» **Goal**
The listing must be reproduced in full, exactly as it stands.

[Excerpts from a figure dataset]
-------------------------
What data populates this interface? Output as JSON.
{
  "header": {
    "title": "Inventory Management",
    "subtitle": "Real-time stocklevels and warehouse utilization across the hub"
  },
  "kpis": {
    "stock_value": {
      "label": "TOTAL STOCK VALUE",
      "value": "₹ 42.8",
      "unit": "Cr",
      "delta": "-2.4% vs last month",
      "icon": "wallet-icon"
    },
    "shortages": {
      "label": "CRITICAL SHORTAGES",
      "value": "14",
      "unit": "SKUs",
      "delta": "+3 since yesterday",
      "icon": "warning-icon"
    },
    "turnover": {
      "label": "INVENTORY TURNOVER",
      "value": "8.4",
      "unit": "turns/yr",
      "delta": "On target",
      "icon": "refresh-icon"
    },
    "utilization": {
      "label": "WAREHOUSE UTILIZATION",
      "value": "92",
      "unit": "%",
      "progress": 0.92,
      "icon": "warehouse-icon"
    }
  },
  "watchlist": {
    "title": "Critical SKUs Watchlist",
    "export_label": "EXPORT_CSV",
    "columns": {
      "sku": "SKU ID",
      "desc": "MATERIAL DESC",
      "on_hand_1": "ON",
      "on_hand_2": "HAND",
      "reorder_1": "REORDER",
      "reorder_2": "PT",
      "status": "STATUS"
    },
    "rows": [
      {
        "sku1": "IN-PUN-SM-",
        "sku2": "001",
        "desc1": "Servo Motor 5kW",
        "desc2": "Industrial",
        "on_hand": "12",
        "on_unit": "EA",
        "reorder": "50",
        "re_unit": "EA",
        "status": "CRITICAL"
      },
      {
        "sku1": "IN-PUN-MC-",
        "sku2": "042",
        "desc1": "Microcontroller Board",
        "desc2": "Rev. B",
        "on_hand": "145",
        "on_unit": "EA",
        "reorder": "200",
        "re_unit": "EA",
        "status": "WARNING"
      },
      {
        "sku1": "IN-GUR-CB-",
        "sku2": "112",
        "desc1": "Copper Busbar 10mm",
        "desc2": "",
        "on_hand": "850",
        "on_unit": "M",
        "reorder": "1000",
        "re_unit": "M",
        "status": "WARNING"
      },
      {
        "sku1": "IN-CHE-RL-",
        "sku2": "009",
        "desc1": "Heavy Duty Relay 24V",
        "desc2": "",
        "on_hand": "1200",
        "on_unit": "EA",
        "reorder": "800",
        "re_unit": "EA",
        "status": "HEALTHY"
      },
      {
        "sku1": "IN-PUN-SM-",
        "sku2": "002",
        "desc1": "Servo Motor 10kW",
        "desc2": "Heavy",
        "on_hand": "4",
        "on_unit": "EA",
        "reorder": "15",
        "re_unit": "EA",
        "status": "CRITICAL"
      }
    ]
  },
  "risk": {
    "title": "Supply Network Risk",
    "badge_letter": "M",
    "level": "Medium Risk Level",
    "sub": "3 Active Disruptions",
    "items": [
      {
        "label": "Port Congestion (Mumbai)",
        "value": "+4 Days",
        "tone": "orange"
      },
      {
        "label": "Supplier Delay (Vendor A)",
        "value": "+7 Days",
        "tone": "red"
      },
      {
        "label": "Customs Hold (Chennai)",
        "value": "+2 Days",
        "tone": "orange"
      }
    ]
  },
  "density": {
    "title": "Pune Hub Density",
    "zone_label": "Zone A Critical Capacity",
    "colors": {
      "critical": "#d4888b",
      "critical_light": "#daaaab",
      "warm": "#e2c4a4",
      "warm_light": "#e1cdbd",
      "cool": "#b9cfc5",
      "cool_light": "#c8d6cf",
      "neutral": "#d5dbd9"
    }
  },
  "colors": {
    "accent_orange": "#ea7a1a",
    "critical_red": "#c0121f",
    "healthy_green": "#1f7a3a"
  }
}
-------------------------
» **Solution below**
What data populates this interface? Output as JSON.
{
  "header": {
    "title": "Inventory Management",
    "subtitle": "Real-time stocklevels and warehouse utilization across the hub"
  },
  "kpis": {
    "stock_value": {
      "label": "TOTAL STOCK VALUE",
      "value": "₹ 42.8",
      "unit": "Cr",
      "delta": "-2.4% vs last month",
      "icon": "wallet-icon"
    },
    "shortages": {
      "label": "CRITICAL SHORTAGES",
      "value": "14",
      "unit": "SKUs",
      "delta": "+3 since yesterday",
      "icon": "warning-icon"
    },
    "turnover": {
      "label": "INVENTORY TURNOVER",
      "value": "8.4",
      "unit": "turns/yr",
      "delta": "On target",
      "icon": "refresh-icon"
    },
    "utilization": {
      "label": "WAREHOUSE UTILIZATION",
      "value": "92",
      "unit": "%",
      "progress": 0.92,
      "icon": "warehouse-icon"
    }
  },
  "watchlist": {
    "title": "Critical SKUs Watchlist",
    "export_label": "EXPORT_CSV",
    "columns": {
      "sku": "SKU ID",
      "desc": "MATERIAL DESC",
      "on_hand_1": "ON",
      "on_hand_2": "HAND",
      "reorder_1": "REORDER",
      "reorder_2": "PT",
      "status": "STATUS"
    },
    "rows": [
      {
        "sku1": "IN-PUN-SM-",
        "sku2": "001",
        "desc1": "Servo Motor 5kW",
        "desc2": "Industrial",
        "on_hand": "12",
        "on_unit": "EA",
        "reorder": "50",
        "re_unit": "EA",
        "status": "CRITICAL"
      },
      {
        "sku1": "IN-PUN-MC-",
        "sku2": "042",
        "desc1": "Microcontroller Board",
        "desc2": "Rev. B",
        "on_hand": "145",
        "on_unit": "EA",
        "reorder": "200",
        "re_unit": "EA",
        "status": "WARNING"
      },
      {
        "sku1": "IN-GUR-CB-",
        "sku2": "112",
        "desc1": "Copper Busbar 10mm",
        "desc2": "",
        "on_hand": "850",
        "on_unit": "M",
        "reorder": "1000",
        "re_unit": "M",
        "status": "WARNING"
      },
      {
        "sku1": "IN-CHE-RL-",
        "sku2": "009",
        "desc1": "Heavy Duty Relay 24V",
        "desc2": "",
        "on_hand": "1200",
        "on_unit": "EA",
        "reorder": "800",
        "re_unit": "EA",
        "status": "HEALTHY"
      },
      {
        "sku1": "IN-PUN-SM-",
        "sku2": "002",
        "desc1": "Servo Motor 10kW",
        "desc2": "Heavy",
        "on_hand": "4",
        "on_unit": "EA",
        "reorder": "15",
        "re_unit": "EA",
        "status": "CRITICAL"
      }
    ]
  },
  "risk": {
    "title": "Supply Network Risk",
    "badge_letter": "M",
    "level": "Medium Risk Level",
    "sub": "3 Active Disruptions",
    "items": [
      {
        "label": "Port Congestion (Mumbai)",
        "value": "+4 Days",
        "tone": "orange"
      },
      {
        "label": "Supplier Delay (Vendor A)",
        "value": "+7 Days",
        "tone": "red"
      },
      {
        "label": "Customs Hold (Chennai)",
        "value": "+2 Days",
        "tone": "orange"
      }
    ]
  },
  "density": {
    "title": "Pune Hub Density",
    "zone_label": "Zone A Critical Capacity",
    "colors": {
      "critical": "#d4888b",
      "critical_light": "#daaaab",
      "warm": "#e2c4a4",
      "warm_light": "#e1cdbd",
      "cool": "#b9cfc5",
      "cool_light": "#c8d6cf",
      "neutral": "#d5dbd9"
    }
  },
  "colors": {
    "accent_orange": "#ea7a1a",
    "critical_red": "#c0121f",
    "healthy_green": "#1f7a3a"
  }
}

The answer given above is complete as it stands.